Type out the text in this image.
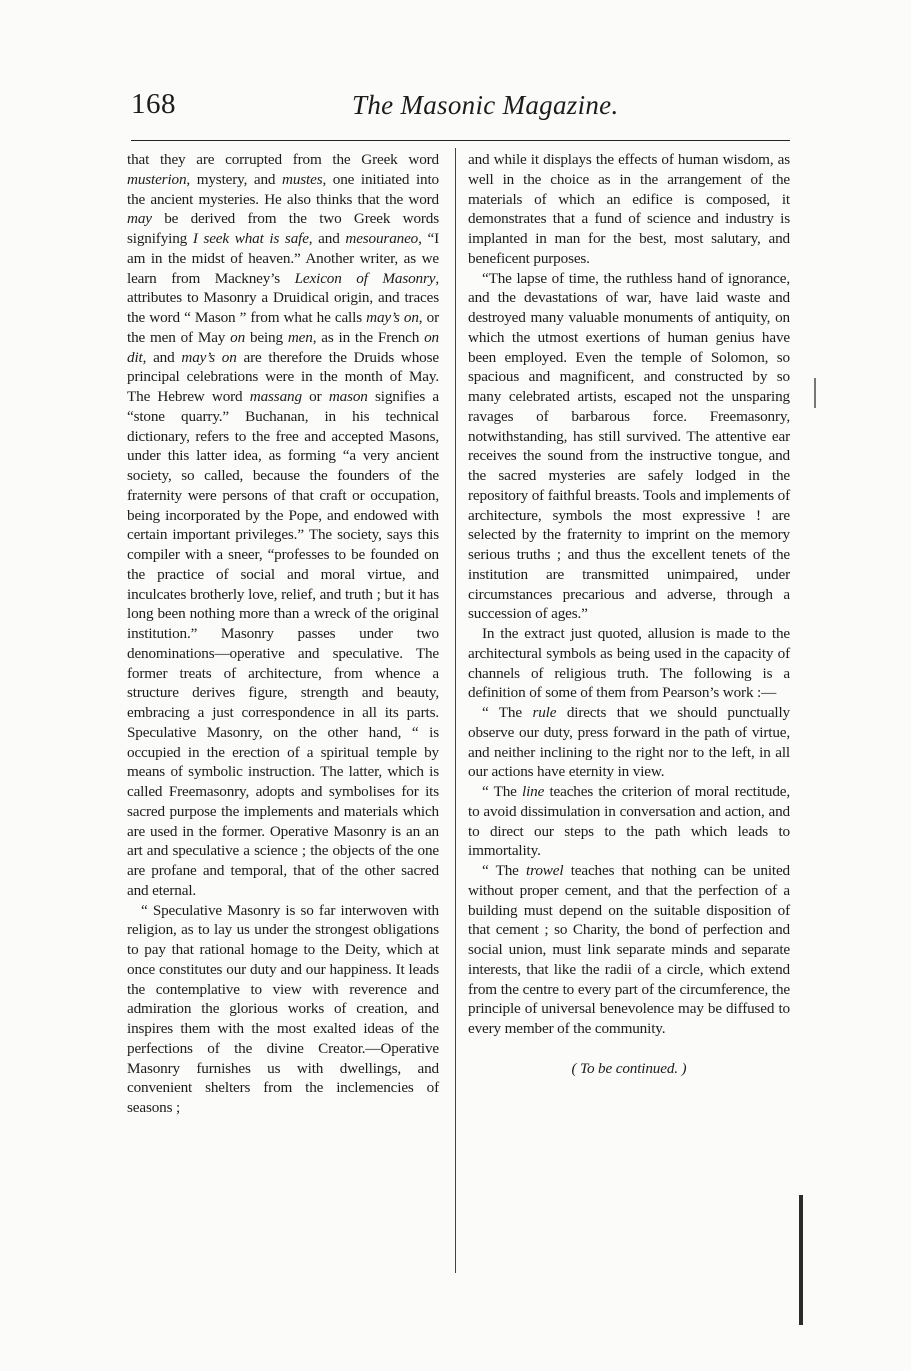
168	The Masonic Magazine.

that they are corrupted from the Greek word musterion, mystery, and mustes, one initiated into the ancient mysteries. He also thinks that the word may be derived from the two Greek words signifying I seek what is safe, and mesouraneo, “I am in the midst of heaven.” Another writer, as we learn from Mackney’s Lexicon of Masonry, attributes to Masonry a Druidical origin, and traces the word “ Mason ” from what he calls may’s on, or the men of May on being men, as in the French on dit, and may’s on are therefore the Druids whose principal celebrations were in the month of May. The Hebrew word massang or mason signifies a “stone quarry.” Buchanan, in his technical dictionary, refers to the free and accepted Masons, under this latter idea, as forming “a very ancient society, so called, because the founders of the fraternity were persons of that craft or occupation, being incorporated by the Pope, and endowed with certain important privileges.” The society, says this compiler with a sneer, “professes to be founded on the practice of social and moral virtue, and inculcates brotherly love, relief, and truth ; but it has long been nothing more than a wreck of the original institution.” Masonry passes under two denominations—operative and speculative. The former treats of architecture, from whence a structure derives figure, strength and beauty, embracing a just correspondence in all its parts. Speculative Masonry, on the other hand, “ is occupied in the erection of a spiritual temple by means of symbolic instruction. The latter, which is called Freemasonry, adopts and symbolises for its sacred purpose the implements and materials which are used in the former. Operative Masonry is an an art and speculative a science ; the objects of the one are profane and temporal, that of the other sacred and eternal.

“ Speculative Masonry is so far interwoven with religion, as to lay us under the strongest obligations to pay that rational homage to the Deity, which at once constitutes our duty and our happiness. It leads the contemplative to view with reverence and admiration the glorious works of creation, and inspires them with the most exalted ideas of the perfections of the divine Creator.—Operative Masonry furnishes us with dwellings, and convenient shelters from the inclemencies of seasons ;

and while it displays the effects of human wisdom, as well in the choice as in the arrangement of the materials of which an edifice is composed, it demonstrates that a fund of science and industry is implanted in man for the best, most salutary, and beneficent purposes.

“The lapse of time, the ruthless hand of ignorance, and the devastations of war, have laid waste and destroyed many valuable monuments of antiquity, on which the utmost exertions of human genius have been employed. Even the temple of Solomon, so spacious and magnificent, and constructed by so many celebrated artists, escaped not the unsparing ravages of barbarous force. Freemasonry, notwithstanding, has still survived. The attentive ear receives the sound from the instructive tongue, and the sacred mysteries are safely lodged in the repository of faithful breasts. Tools and implements of architecture, symbols the most expressive ! are selected by the fraternity to imprint on the memory serious truths ; and thus the excellent tenets of the institution are transmitted unimpaired, under circumstances precarious and adverse, through a succession of ages.”

In the extract just quoted, allusion is made to the architectural symbols as being used in the capacity of channels of religious truth. The following is a definition of some of them from Pearson’s work :—

“ The rule directs that we should punctually observe our duty, press forward in the path of virtue, and neither inclining to the right nor to the left, in all our actions have eternity in view.

“ The line teaches the criterion of moral rectitude, to avoid dissimulation in conversation and action, and to direct our steps to the path which leads to immortality.

“ The trowel teaches that nothing can be united without proper cement, and that the perfection of a building must depend on the suitable disposition of that cement ; so Charity, the bond of perfection and social union, must link separate minds and separate interests, that like the radii of a circle, which extend from the centre to every part of the circumference, the principle of universal benevolence may be diffused to every member of the community.

( To be continued. )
○ ○ ○ ○
Omit every picture, and otherwise quote the entries exactly.

Type out the text in this image.
168	The Masonic Magazine.

that they are corrupted from the Greek word musterion, mystery, and mustes, one initiated into the ancient mysteries. He also thinks that the word may be derived from the two Greek words signifying I seek what is safe, and mesouraneo, “I am in the midst of heaven.” Another writer, as we learn from Mackney’s Lexicon of Masonry, attributes to Masonry a Druidical origin, and traces the word “ Mason ” from what he calls may’s on, or the men of May on being men, as in the French on dit, and may’s on are therefore the Druids whose principal celebrations were in the month of May. The Hebrew word massang or mason signifies a “stone quarry.” Buchanan, in his technical dictionary, refers to the free and accepted Masons, under this latter idea, as forming “a very ancient society, so called, because the founders of the fraternity were persons of that craft or occupation, being incorporated by the Pope, and endowed with certain important privileges.” The society, says this compiler with a sneer, “professes to be founded on the practice of social and moral virtue, and inculcates brotherly love, relief, and truth ; but it has long been nothing more than a wreck of the original institution.” Masonry passes under two denominations—operative and speculative. The former treats of architecture, from whence a structure derives figure, strength and beauty, embracing a just correspondence in all its parts. Speculative Masonry, on the other hand, “ is occupied in the erection of a spiritual temple by means of symbolic instruction. The latter, which is called Freemasonry, adopts and symbolises for its sacred purpose the implements and materials which are used in the former. Operative Masonry is an an art and speculative a science ; the objects of the one are profane and temporal, that of the other sacred and eternal.

“ Speculative Masonry is so far interwoven with religion, as to lay us under the strongest obligations to pay that rational homage to the Deity, which at once constitutes our duty and our happiness. It leads the contemplative to view with reverence and admiration the glorious works of creation, and inspires them with the most exalted ideas of the perfections of the divine Creator.—Operative Masonry furnishes us with dwellings, and convenient shelters from the inclemencies of seasons ;

and while it displays the effects of human wisdom, as well in the choice as in the arrangement of the materials of which an edifice is composed, it demonstrates that a fund of science and industry is implanted in man for the best, most salutary, and beneficent purposes.

“The lapse of time, the ruthless hand of ignorance, and the devastations of war, have laid waste and destroyed many valuable monuments of antiquity, on which the utmost exertions of human genius have been employed. Even the temple of Solomon, so spacious and magnificent, and constructed by so many celebrated artists, escaped not the unsparing ravages of barbarous force. Freemasonry, notwithstanding, has still survived. The attentive ear receives the sound from the instructive tongue, and the sacred mysteries are safely lodged in the repository of faithful breasts. Tools and implements of architecture, symbols the most expressive ! are selected by the fraternity to imprint on the memory serious truths ; and thus the excellent tenets of the institution are transmitted unimpaired, under circumstances precarious and adverse, through a succession of ages.”

In the extract just quoted, allusion is made to the architectural symbols as being used in the capacity of channels of religious truth. The following is a definition of some of them from Pearson’s work :—

“ The rule directs that we should punctually observe our duty, press forward in the path of virtue, and neither inclining to the right nor to the left, in all our actions have eternity in view.

“ The line teaches the criterion of moral rectitude, to avoid dissimulation in conversation and action, and to direct our steps to the path which leads to immortality.

“ The trowel teaches that nothing can be united without proper cement, and that the perfection of a building must depend on the suitable disposition of that cement ; so Charity, the bond of perfection and social union, must link separate minds and separate interests, that like the radii of a circle, which extend from the centre to every part of the circumference, the principle of universal benevolence may be diffused to every member of the community.

( To be continued. )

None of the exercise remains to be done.